-- Begin --

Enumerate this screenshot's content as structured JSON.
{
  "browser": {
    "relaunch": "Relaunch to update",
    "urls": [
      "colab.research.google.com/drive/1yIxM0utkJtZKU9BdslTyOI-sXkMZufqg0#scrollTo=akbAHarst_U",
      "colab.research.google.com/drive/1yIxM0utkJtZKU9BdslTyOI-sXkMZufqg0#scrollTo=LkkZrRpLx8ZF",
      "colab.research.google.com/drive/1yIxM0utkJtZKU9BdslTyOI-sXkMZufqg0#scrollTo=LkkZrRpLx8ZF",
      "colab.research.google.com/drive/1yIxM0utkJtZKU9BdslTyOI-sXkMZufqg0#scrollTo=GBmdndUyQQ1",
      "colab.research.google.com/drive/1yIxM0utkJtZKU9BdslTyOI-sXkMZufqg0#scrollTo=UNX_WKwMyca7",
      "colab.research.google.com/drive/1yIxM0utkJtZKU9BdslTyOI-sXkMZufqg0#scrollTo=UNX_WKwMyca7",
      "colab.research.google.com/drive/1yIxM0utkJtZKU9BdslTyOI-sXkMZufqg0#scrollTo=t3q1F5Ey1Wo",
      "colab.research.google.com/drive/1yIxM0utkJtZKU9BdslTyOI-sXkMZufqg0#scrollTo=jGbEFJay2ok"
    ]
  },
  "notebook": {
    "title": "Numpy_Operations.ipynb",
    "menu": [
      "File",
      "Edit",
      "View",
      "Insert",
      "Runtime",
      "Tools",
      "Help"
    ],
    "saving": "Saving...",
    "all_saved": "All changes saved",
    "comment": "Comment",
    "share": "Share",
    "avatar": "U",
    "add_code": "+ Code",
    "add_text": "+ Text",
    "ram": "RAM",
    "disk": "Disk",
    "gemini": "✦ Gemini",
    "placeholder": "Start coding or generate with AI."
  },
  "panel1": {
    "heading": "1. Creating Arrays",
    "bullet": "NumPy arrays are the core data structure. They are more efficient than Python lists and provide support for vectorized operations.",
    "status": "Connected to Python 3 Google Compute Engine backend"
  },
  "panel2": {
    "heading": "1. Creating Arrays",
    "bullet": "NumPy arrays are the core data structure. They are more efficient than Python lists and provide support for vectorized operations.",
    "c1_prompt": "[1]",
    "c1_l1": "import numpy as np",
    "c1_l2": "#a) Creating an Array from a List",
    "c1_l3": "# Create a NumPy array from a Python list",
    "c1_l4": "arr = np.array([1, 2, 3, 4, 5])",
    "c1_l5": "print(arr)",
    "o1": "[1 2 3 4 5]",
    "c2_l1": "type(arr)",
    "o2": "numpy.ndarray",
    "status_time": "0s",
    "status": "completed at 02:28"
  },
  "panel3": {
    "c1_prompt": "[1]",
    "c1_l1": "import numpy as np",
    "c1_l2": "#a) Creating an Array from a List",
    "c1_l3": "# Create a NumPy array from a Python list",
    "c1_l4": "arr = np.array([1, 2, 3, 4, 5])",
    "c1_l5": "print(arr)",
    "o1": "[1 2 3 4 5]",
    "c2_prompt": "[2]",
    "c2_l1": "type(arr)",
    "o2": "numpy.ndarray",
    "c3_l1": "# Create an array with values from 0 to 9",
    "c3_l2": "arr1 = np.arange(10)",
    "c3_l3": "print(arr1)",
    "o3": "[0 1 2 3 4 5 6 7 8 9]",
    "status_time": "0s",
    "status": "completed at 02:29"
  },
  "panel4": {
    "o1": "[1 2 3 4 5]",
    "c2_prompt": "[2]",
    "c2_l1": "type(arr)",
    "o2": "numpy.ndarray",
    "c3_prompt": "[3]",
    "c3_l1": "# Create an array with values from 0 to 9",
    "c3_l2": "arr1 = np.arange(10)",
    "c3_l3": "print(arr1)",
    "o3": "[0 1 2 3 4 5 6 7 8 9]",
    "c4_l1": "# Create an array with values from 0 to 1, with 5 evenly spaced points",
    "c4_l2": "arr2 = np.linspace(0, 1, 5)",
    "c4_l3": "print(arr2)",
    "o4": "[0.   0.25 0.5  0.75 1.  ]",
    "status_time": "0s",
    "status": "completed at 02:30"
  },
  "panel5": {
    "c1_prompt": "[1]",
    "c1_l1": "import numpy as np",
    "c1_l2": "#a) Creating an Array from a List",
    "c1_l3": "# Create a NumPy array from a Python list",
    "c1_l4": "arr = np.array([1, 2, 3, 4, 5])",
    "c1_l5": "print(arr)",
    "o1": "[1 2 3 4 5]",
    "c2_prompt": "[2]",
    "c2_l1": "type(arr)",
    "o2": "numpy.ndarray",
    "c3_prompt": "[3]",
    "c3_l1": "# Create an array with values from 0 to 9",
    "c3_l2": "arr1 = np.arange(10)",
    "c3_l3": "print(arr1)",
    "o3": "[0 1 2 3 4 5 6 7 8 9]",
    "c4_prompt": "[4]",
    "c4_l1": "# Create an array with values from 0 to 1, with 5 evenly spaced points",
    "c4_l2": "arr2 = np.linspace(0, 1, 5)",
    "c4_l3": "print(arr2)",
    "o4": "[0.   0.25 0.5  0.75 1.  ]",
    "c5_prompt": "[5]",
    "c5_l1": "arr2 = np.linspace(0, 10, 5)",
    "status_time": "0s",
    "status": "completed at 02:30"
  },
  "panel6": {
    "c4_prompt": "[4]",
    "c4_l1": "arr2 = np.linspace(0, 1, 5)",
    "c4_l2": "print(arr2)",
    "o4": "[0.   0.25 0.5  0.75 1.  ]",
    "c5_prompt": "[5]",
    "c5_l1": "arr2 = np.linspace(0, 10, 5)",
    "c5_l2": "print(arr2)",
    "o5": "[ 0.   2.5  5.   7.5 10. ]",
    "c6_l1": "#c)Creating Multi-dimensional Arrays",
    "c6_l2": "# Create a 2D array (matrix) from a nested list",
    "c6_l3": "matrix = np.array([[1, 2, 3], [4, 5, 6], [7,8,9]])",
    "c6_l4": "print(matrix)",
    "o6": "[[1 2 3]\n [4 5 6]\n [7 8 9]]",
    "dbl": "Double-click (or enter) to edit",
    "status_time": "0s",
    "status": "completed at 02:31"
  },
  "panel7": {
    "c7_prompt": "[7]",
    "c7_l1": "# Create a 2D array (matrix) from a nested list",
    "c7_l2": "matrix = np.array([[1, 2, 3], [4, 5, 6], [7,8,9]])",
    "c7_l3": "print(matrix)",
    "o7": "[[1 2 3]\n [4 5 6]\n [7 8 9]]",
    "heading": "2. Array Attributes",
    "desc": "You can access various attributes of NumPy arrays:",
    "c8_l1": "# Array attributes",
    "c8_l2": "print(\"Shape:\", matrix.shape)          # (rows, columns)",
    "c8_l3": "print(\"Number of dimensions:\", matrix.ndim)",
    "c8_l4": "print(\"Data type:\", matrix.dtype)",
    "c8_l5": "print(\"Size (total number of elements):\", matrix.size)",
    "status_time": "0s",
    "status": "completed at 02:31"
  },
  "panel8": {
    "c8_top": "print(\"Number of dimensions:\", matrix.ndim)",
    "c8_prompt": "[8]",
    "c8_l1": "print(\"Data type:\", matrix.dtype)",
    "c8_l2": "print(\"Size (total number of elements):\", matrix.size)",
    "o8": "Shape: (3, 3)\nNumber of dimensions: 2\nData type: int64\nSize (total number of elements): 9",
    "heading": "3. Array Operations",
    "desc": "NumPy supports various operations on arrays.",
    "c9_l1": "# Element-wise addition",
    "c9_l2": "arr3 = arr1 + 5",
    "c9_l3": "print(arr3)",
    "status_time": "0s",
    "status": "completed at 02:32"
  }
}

-- End --
-- Begin --

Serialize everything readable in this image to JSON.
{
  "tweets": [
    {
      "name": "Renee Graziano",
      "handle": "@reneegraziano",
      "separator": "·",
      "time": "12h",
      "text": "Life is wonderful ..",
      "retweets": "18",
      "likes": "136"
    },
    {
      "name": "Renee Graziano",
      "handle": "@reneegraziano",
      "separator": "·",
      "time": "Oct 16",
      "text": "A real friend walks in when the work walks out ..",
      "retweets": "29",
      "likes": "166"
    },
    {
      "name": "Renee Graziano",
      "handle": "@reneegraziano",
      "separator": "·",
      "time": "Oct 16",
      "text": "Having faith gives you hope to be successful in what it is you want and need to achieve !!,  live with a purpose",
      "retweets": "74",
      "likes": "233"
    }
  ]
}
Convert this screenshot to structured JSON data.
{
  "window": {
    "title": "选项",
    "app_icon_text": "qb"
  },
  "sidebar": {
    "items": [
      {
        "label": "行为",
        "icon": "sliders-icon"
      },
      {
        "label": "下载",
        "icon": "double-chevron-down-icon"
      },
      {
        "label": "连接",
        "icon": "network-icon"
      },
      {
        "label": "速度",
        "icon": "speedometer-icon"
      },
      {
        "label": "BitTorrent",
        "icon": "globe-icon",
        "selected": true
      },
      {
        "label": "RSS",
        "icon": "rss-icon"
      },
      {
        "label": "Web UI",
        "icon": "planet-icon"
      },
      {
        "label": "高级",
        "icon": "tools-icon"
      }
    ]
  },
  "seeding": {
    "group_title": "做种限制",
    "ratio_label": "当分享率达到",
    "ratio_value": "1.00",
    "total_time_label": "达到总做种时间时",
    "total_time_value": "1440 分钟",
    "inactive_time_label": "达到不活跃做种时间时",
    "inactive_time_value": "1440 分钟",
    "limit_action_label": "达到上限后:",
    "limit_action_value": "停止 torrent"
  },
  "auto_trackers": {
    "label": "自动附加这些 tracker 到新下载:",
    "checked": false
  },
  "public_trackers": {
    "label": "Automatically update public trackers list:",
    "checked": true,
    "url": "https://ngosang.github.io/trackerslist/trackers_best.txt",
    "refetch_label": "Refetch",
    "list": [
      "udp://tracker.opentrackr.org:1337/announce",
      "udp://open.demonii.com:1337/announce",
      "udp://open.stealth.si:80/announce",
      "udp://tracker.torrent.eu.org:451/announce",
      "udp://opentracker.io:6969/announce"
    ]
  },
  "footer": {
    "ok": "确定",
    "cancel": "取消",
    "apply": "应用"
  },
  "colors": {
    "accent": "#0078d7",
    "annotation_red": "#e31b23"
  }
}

-- End --

Your objective >> Copy each line of the data above that holds "dimensions".

Result for this exercise >>
    "c8_l3": "print(\"Number of dimensions:\", matrix.ndim)",
    "c8_top": "print(\"Number of dimensions:\", matrix.ndim)",
    "o8": "Shape: (3, 3)\nNumber of dimensions: 2\nData type: int64\nSize (total number of elements): 9",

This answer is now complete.